## EXERCISE DATA
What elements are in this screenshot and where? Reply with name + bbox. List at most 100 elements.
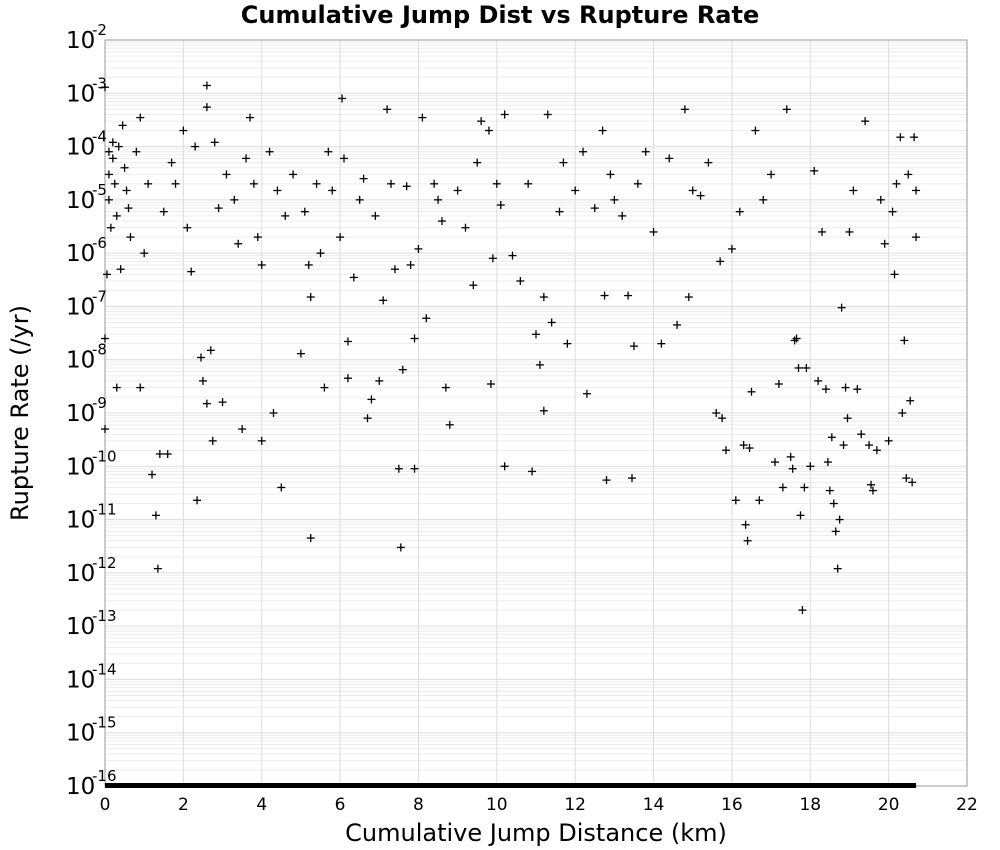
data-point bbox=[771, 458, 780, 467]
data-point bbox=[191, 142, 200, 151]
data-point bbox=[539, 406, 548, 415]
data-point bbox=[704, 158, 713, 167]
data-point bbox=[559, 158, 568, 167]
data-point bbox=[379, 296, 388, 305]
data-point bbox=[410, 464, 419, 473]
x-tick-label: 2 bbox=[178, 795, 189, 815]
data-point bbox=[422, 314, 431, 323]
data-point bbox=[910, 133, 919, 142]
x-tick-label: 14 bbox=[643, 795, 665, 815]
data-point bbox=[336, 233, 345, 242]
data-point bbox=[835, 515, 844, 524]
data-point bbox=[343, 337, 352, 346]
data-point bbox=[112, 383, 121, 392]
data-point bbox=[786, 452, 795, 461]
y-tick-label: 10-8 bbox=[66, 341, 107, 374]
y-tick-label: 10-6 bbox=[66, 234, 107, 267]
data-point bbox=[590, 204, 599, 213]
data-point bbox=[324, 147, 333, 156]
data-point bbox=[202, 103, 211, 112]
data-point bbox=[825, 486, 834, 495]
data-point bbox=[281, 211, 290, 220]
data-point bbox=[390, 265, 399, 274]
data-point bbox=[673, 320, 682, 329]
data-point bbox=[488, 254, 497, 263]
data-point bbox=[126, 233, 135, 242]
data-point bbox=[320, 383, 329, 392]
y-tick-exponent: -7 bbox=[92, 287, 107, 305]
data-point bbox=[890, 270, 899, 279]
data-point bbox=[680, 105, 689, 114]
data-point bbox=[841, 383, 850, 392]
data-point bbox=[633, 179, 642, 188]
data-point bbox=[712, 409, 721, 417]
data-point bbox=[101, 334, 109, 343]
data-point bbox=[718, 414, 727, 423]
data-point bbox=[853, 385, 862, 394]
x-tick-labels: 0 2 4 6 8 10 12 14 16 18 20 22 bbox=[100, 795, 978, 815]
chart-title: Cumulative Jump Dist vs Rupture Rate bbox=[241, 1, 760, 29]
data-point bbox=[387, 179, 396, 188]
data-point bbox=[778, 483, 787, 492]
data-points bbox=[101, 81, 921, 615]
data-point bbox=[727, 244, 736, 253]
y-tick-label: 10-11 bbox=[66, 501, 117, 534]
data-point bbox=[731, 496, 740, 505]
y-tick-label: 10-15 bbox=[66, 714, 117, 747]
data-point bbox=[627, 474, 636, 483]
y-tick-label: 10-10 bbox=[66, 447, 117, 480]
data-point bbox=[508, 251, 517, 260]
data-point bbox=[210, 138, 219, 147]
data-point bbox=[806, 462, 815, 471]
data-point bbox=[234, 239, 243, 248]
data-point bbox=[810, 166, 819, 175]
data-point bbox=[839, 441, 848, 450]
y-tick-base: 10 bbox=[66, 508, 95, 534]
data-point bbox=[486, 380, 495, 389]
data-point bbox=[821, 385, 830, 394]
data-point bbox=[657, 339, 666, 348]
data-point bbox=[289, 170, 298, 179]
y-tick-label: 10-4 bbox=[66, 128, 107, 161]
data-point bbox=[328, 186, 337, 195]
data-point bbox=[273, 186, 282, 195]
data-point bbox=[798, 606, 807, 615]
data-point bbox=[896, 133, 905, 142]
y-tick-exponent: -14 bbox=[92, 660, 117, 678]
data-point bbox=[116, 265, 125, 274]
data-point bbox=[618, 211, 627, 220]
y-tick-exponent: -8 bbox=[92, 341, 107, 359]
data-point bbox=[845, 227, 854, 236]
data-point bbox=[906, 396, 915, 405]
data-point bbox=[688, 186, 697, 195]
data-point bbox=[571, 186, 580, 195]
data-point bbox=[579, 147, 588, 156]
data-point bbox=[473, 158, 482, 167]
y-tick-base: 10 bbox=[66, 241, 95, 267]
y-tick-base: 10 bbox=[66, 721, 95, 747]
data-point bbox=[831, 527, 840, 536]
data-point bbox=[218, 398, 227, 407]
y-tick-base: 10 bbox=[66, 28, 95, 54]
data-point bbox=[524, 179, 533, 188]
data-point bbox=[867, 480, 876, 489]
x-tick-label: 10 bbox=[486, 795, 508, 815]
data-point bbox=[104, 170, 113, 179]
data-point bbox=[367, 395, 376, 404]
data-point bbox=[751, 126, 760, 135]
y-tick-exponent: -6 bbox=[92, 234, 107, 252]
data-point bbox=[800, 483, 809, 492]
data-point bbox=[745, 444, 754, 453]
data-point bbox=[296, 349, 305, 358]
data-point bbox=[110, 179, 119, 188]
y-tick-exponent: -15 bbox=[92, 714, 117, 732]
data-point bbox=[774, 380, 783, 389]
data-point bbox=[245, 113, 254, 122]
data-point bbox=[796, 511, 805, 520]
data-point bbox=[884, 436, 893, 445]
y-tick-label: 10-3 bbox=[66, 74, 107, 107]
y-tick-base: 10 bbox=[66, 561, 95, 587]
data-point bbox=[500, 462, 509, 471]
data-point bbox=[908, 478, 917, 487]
==
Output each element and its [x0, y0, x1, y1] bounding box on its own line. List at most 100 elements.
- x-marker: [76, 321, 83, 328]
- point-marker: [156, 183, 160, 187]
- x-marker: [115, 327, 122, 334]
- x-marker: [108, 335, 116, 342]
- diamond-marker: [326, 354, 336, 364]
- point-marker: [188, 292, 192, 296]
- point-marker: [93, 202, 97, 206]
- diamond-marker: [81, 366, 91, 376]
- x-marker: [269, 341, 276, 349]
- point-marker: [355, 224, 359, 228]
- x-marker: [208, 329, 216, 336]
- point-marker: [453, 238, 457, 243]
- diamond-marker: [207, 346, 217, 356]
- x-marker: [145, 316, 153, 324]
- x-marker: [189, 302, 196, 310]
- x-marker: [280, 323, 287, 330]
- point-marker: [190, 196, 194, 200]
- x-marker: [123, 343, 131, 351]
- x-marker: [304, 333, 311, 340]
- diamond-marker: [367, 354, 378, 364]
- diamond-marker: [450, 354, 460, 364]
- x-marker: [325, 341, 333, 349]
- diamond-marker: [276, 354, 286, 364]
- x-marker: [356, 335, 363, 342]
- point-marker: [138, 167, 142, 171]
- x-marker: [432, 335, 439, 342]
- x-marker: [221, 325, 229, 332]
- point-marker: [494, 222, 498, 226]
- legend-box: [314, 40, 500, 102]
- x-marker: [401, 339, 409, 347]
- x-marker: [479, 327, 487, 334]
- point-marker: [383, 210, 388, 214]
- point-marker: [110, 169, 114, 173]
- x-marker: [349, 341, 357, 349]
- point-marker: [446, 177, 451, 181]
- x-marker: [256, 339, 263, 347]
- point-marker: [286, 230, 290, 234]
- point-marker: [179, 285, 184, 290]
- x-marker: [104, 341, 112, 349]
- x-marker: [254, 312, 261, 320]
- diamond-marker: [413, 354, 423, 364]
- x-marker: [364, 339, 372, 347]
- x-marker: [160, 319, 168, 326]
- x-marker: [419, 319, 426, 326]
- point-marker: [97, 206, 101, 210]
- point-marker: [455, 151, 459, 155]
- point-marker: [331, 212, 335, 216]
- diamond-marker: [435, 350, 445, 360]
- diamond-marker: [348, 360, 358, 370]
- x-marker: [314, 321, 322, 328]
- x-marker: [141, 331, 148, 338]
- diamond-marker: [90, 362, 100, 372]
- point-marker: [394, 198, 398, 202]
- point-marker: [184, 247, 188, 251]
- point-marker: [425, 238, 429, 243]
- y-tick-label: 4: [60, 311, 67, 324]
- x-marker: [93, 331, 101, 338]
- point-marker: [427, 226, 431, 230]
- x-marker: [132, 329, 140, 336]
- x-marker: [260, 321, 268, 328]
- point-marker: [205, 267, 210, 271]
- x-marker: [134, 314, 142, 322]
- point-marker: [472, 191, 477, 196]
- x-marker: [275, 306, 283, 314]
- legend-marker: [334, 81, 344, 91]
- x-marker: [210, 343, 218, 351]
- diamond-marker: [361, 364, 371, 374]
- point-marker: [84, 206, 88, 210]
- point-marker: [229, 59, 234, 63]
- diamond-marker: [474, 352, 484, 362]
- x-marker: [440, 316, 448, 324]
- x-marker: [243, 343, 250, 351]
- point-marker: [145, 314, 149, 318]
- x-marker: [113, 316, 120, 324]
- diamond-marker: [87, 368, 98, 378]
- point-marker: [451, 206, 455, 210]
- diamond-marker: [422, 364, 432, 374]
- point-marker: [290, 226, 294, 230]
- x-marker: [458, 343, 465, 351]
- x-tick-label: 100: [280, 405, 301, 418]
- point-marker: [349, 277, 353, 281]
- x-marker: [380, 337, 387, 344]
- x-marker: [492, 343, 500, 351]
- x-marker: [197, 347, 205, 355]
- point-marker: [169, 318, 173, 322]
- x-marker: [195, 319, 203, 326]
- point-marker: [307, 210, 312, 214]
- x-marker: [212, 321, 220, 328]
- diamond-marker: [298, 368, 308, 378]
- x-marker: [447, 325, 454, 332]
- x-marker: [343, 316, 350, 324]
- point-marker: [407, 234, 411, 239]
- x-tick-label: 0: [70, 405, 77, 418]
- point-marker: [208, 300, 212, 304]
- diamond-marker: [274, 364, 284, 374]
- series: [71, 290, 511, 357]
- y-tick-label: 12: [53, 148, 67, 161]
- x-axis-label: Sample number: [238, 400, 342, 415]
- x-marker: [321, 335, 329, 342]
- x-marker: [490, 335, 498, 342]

## GIVEN PROBLEM
Copy out only the lines from the one holding "Output each element" through the one holding "- diamond-marker: [81, 366, 91, 376]", inclusive, substituting "cross-marker" for "x-marker" and changing nothing else.

## FULL OUTPUT
Output each element and its [x0, y0, x1, y1] bounding box on its own line. List at most 100 elements.
- cross-marker: [76, 321, 83, 328]
- point-marker: [156, 183, 160, 187]
- cross-marker: [115, 327, 122, 334]
- cross-marker: [108, 335, 116, 342]
- diamond-marker: [326, 354, 336, 364]
- point-marker: [188, 292, 192, 296]
- point-marker: [93, 202, 97, 206]
- diamond-marker: [81, 366, 91, 376]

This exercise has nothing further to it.